[YOUR GOAL] Pick out each line in these entries that contains the string "náklady".

Recorded data

####################

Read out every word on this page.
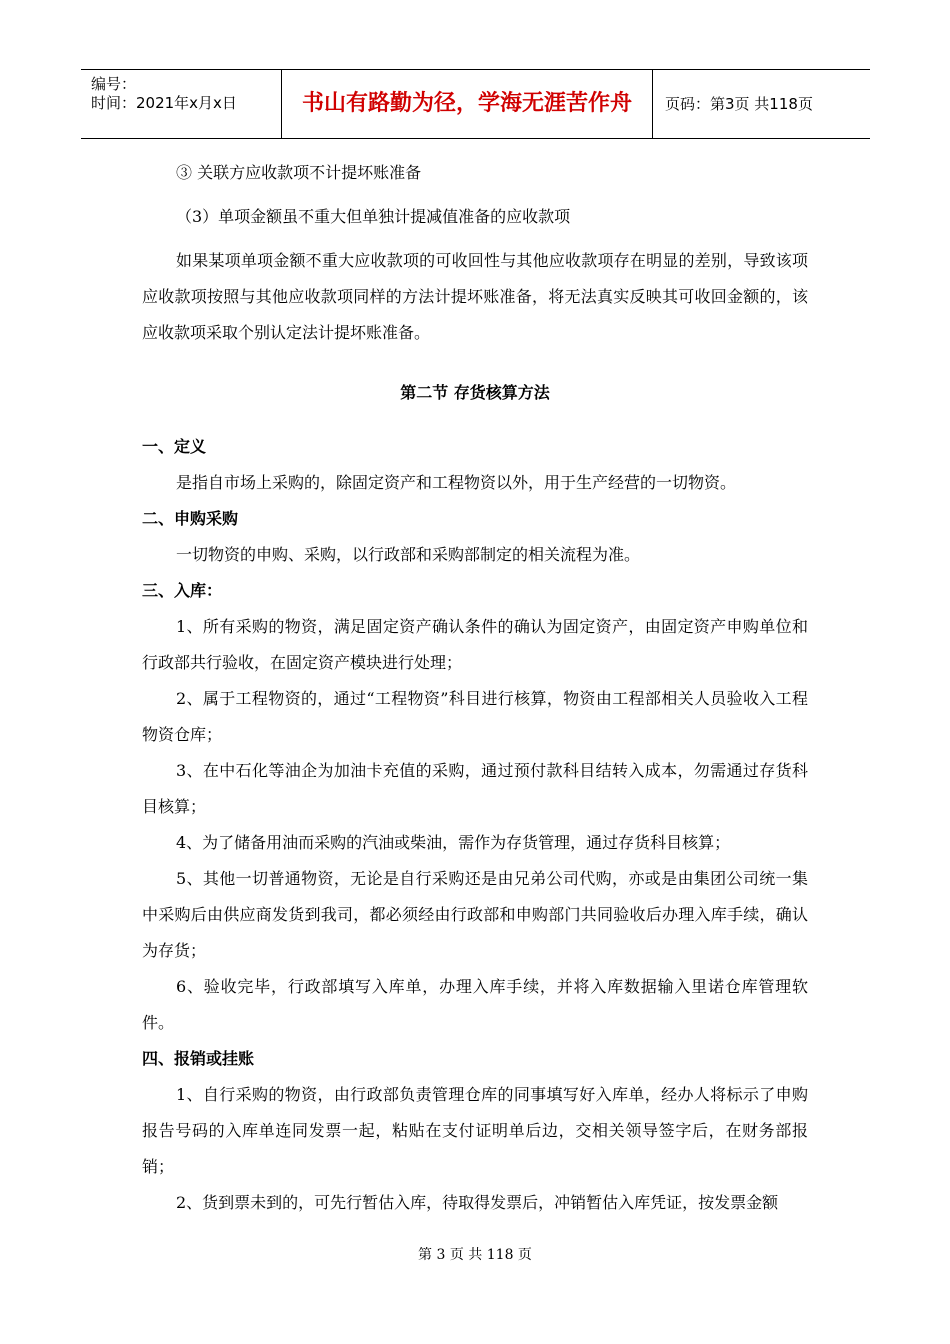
编号：
时间：2021年x月x日	书山有路勤为径，学海无涯苦作舟	页码：第3页 共118页

③ 关联方应收款项不计提坏账准备

（3）单项金额虽不重大但单独计提减值准备的应收款项

如果某项单项金额不重大应收款项的可收回性与其他应收款项存在明显的差别，导致该项应收款项按照与其他应收款项同样的方法计提坏账准备，将无法真实反映其可收回金额的，该应收款项采取个别认定法计提坏账准备。

第二节 存货核算方法
一、定义

是指自市场上采购的，除固定资产和工程物资以外，用于生产经营的一切物资。

二、申购采购

一切物资的申购、采购，以行政部和采购部制定的相关流程为准。

三、入库：

1、所有采购的物资，满足固定资产确认条件的确认为固定资产，由固定资产申购单位和行政部共行验收，在固定资产模块进行处理；

2、属于工程物资的，通过“工程物资”科目进行核算，物资由工程部相关人员验收入工程物资仓库；

3、在中石化等油企为加油卡充值的采购，通过预付款科目结转入成本，勿需通过存货科目核算；

4、为了储备用油而采购的汽油或柴油，需作为存货管理，通过存货科目核算；

5、其他一切普通物资，无论是自行采购还是由兄弟公司代购，亦或是由集团公司统一集中采购后由供应商发货到我司，都必须经由行政部和申购部门共同验收后办理入库手续，确认为存货；

6、验收完毕，行政部填写入库单，办理入库手续，并将入库数据输入里诺仓库管理软件。

四、报销或挂账

1、自行采购的物资，由行政部负责管理仓库的同事填写好入库单，经办人将标示了申购报告号码的入库单连同发票一起，粘贴在支付证明单后边，交相关领导签字后，在财务部报销；

2、货到票未到的，可先行暂估入库，待取得发票后，冲销暂估入库凭证，按发票金额

第 3 页 共 118 页
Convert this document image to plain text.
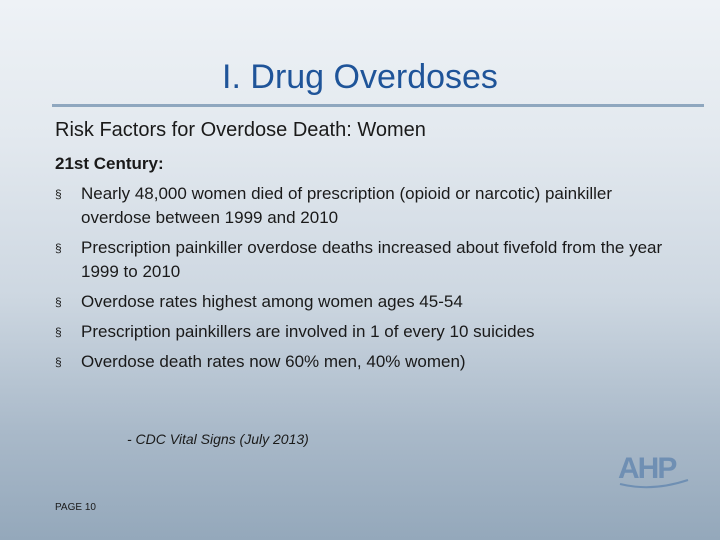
I. Drug Overdoses
Risk Factors for Overdose Death: Women
21st Century:
§	Nearly 48,000 women died of prescription (opioid or narcotic) painkiller overdose between 1999 and 2010
§	Prescription painkiller overdose deaths increased about fivefold from the year 1999 to 2010
§	Overdose rates highest among women ages 45-54
§	Prescription painkillers are involved in 1 of every 10 suicides
§	Overdose death rates now 60% men, 40% women)
- CDC Vital Signs (July 2013)
AHP
PAGE 10
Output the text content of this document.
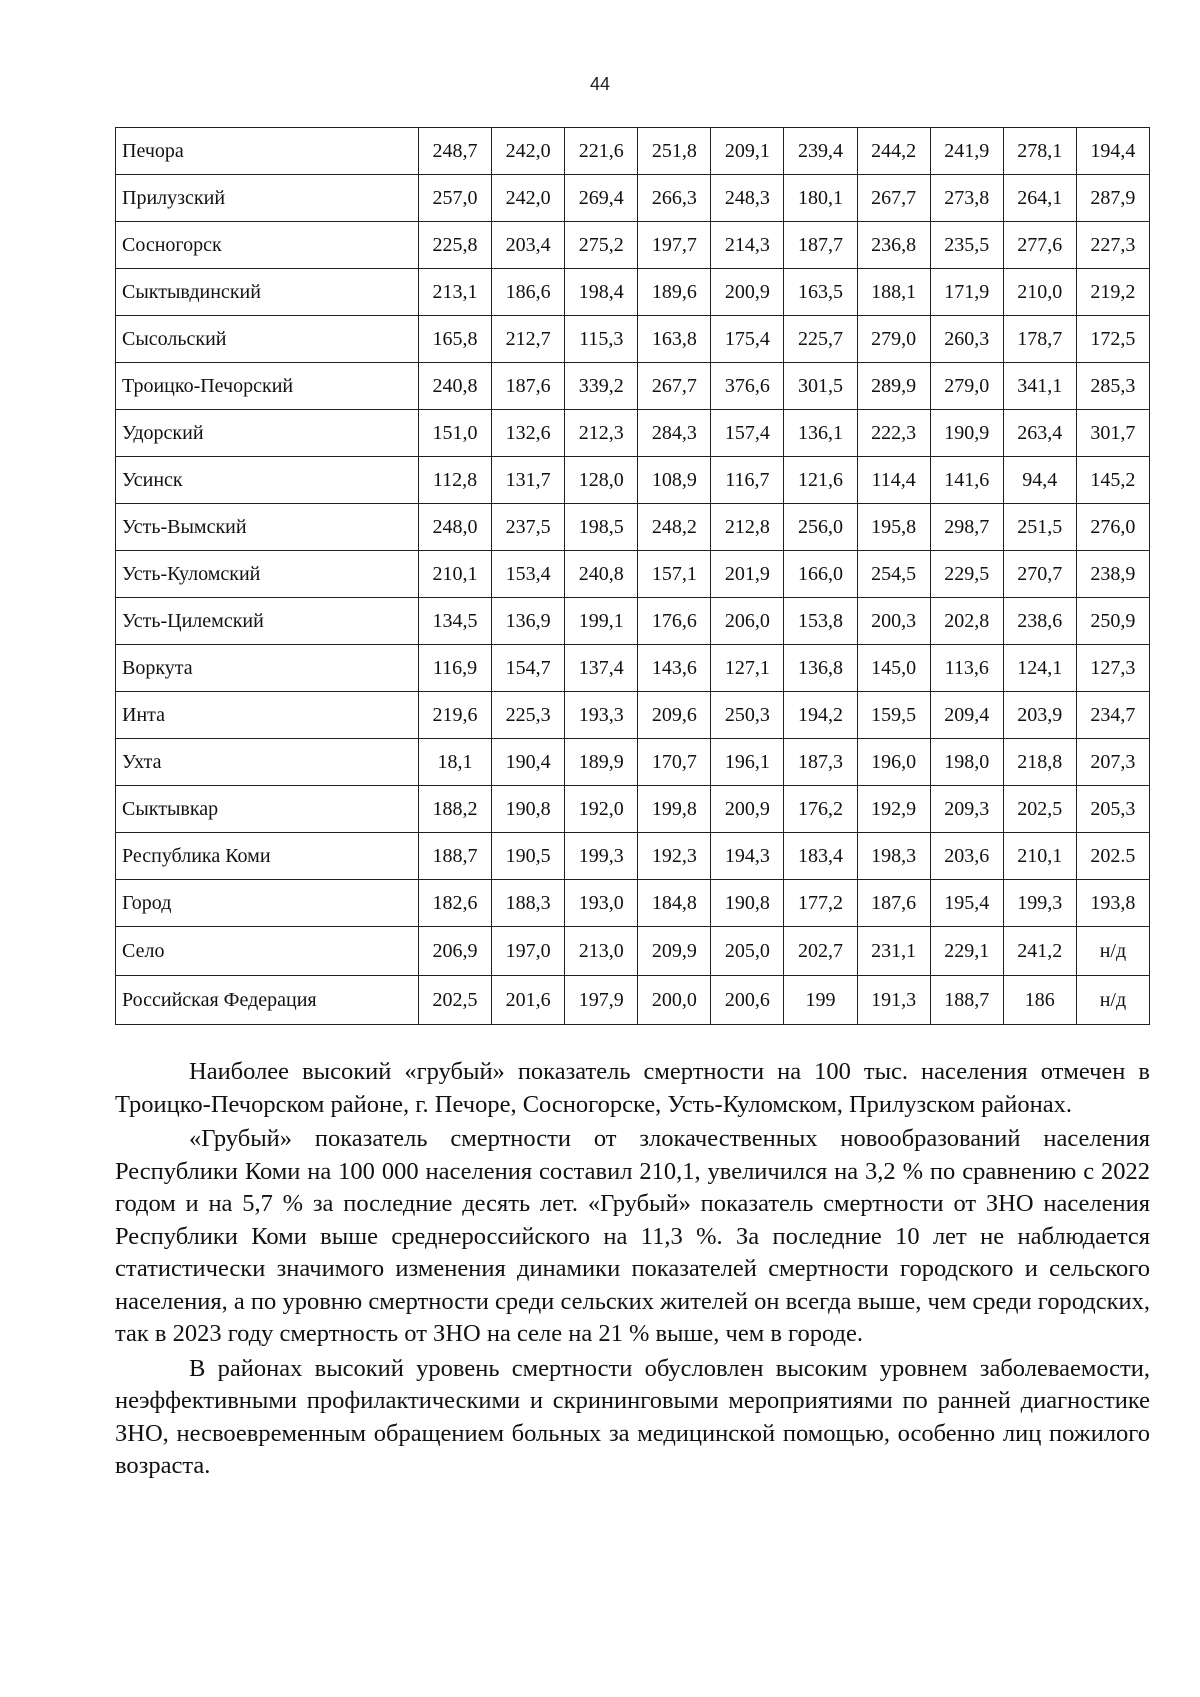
44
Печора	248,7	242,0	221,6	251,8	209,1	239,4	244,2	241,9	278,1	194,4
Прилузский	257,0	242,0	269,4	266,3	248,3	180,1	267,7	273,8	264,1	287,9
Сосногорск	225,8	203,4	275,2	197,7	214,3	187,7	236,8	235,5	277,6	227,3
Сыктывдинский	213,1	186,6	198,4	189,6	200,9	163,5	188,1	171,9	210,0	219,2
Сысольский	165,8	212,7	115,3	163,8	175,4	225,7	279,0	260,3	178,7	172,5
Троицко-Печорский	240,8	187,6	339,2	267,7	376,6	301,5	289,9	279,0	341,1	285,3
Удорский	151,0	132,6	212,3	284,3	157,4	136,1	222,3	190,9	263,4	301,7
Усинск	112,8	131,7	128,0	108,9	116,7	121,6	114,4	141,6	94,4	145,2
Усть-Вымский	248,0	237,5	198,5	248,2	212,8	256,0	195,8	298,7	251,5	276,0
Усть-Куломский	210,1	153,4	240,8	157,1	201,9	166,0	254,5	229,5	270,7	238,9
Усть-Цилемский	134,5	136,9	199,1	176,6	206,0	153,8	200,3	202,8	238,6	250,9
Воркута	116,9	154,7	137,4	143,6	127,1	136,8	145,0	113,6	124,1	127,3
Инта	219,6	225,3	193,3	209,6	250,3	194,2	159,5	209,4	203,9	234,7
Ухта	18,1	190,4	189,9	170,7	196,1	187,3	196,0	198,0	218,8	207,3
Сыктывкар	188,2	190,8	192,0	199,8	200,9	176,2	192,9	209,3	202,5	205,3
Республика Коми	188,7	190,5	199,3	192,3	194,3	183,4	198,3	203,6	210,1	202.5
Город	182,6	188,3	193,0	184,8	190,8	177,2	187,6	195,4	199,3	193,8
Село	206,9	197,0	213,0	209,9	205,0	202,7	231,1	229,1	241,2	н/д
Российская Федерация	202,5	201,6	197,9	200,0	200,6	199	191,3	188,7	186	н/д

Наиболее высокий «грубый» показатель смертности на 100 тыс. населения отмечен в Троицко-Печорском районе, г. Печоре, Сосногорске, Усть-Куломском, Прилузском районах.

«Грубый» показатель смертности от злокачественных новообразований населения Республики Коми на 100 000 населения составил 210,1, увеличился на 3,2 % по сравнению с 2022 годом и на 5,7 % за последние десять лет. «Грубый» показатель смертности от ЗНО населения Республики Коми выше среднероссийского на 11,3 %. За последние 10 лет не наблюдается статистически значимого изменения динамики показателей смертности городского и сельского населения, а по уровню смертности среди сельских жителей он всегда выше, чем среди городских, так в 2023 году смертность от ЗНО на селе на 21 % выше, чем в городе.

В районах высокий уровень смертности обусловлен высоким уровнем заболеваемости, неэффективными профилактическими и скрининговыми мероприятиями по ранней диагностике ЗНО, несвоевременным обращением больных за медицинской помощью, особенно лиц пожилого возраста.
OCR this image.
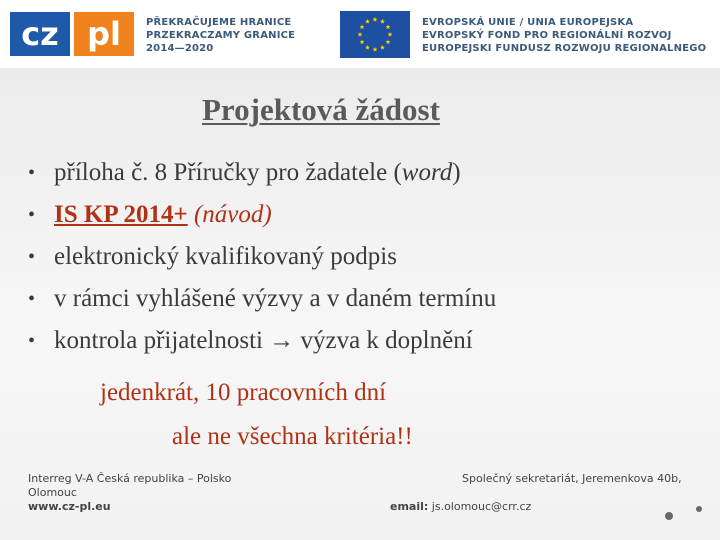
cz pl	PŘEKRAČUJEME HRANICE
PRZEKRACZAMY GRANICE
2014—2020
EVROPSKÁ UNIE / UNIA EUROPEJSKA
EVROPSKÝ FOND PRO REGIONÁLNÍ ROZVOJ
EUROPEJSKI FUNDUSZ ROZWOJU REGIONALNEGO
Projektová žádost
• příloha č. 8 Příručky pro žadatele (word)
• IS KP 2014+ (návod)
• elektronický kvalifikovaný podpis
• v rámci vyhlášené výzvy a v daném termínu
• kontrola přijatelnosti → výzva k doplnění
jedenkrát, 10 pracovních dní
ale ne všechna kritéria!!
Interreg V-A Česká republika – Polsko
Olomouc
www.cz-pl.eu
Společný sekretariát, Jeremenkova 40b,
email: js.olomouc@crr.cz
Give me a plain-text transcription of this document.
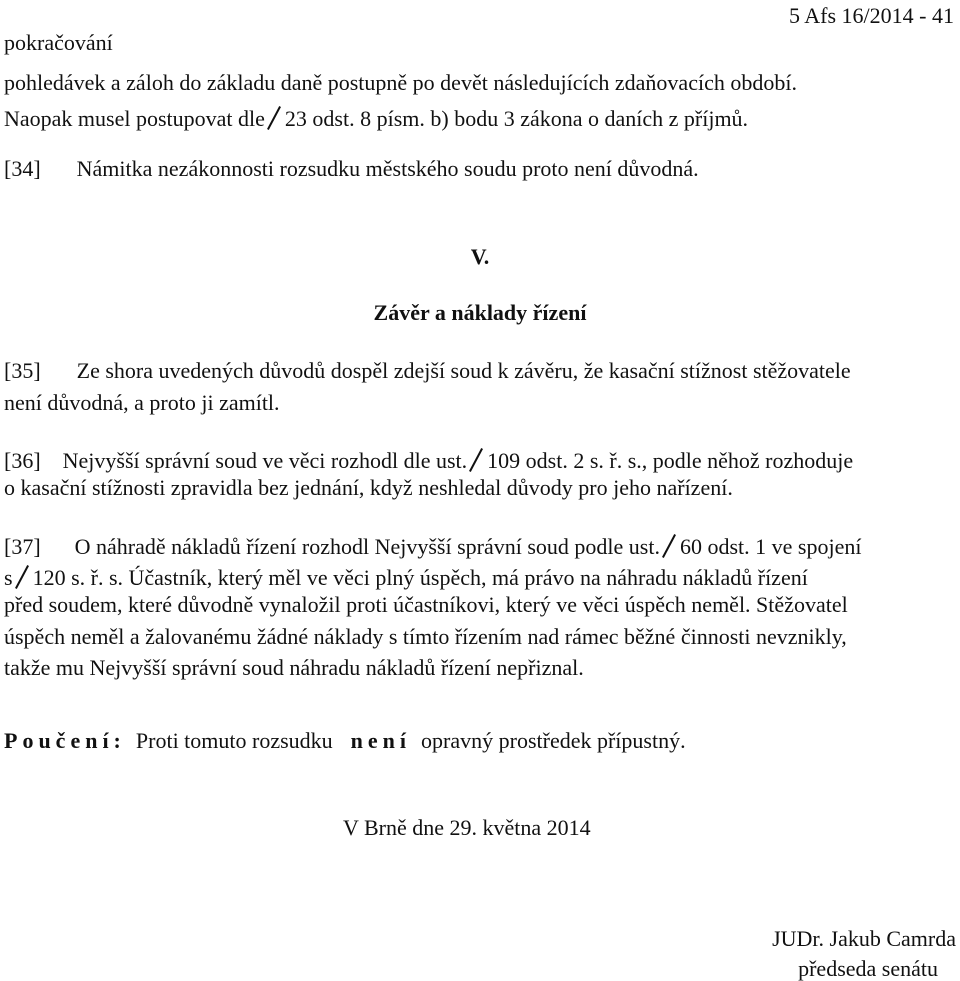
pokračování
5 Afs 16/2014 - 41
pohledávek a záloh do základu daně postupně po devět následujících zdaňovacích období.
Naopak musel postupovat dle 23 odst. 8 písm. b) bodu 3 zákona o daních z příjmů.
[34] Námitka nezákonnosti rozsudku městského soudu proto není důvodná.
V.
Závěr a náklady řízení
[35] Ze shora uvedených důvodů dospěl zdejší soud k závěru, že kasační stížnost stěžovatele
není důvodná, a proto ji zamítl.
[36] Nejvyšší správní soud ve věci rozhodl dle ust. 109 odst. 2 s. ř. s., podle něhož rozhoduje
o kasační stížnosti zpravidla bez jednání, když neshledal důvody pro jeho nařízení.
[37] O náhradě nákladů řízení rozhodl Nejvyšší správní soud podle ust. 60 odst. 1 ve spojení
s 120 s. ř. s. Účastník, který měl ve věci plný úspěch, má právo na náhradu nákladů řízení
před soudem, které důvodně vynaložil proti účastníkovi, který ve věci úspěch neměl. Stěžovatel
úspěch neměl a žalovanému žádné náklady s tímto řízením nad rámec běžné činnosti nevznikly,
takže mu Nejvyšší správní soud náhradu nákladů řízení nepřiznal.
Poučení: Proti tomuto rozsudku není opravný prostředek přípustný.
V Brně dne 29. května 2014
JUDr. Jakub Camrda
předseda senátu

####################

[RESPONSE]
Závěr a náklady řízení
úspěch neměl a žalovanému žádné náklady s tímto řízením nad rámec běžné činnosti nevznikly,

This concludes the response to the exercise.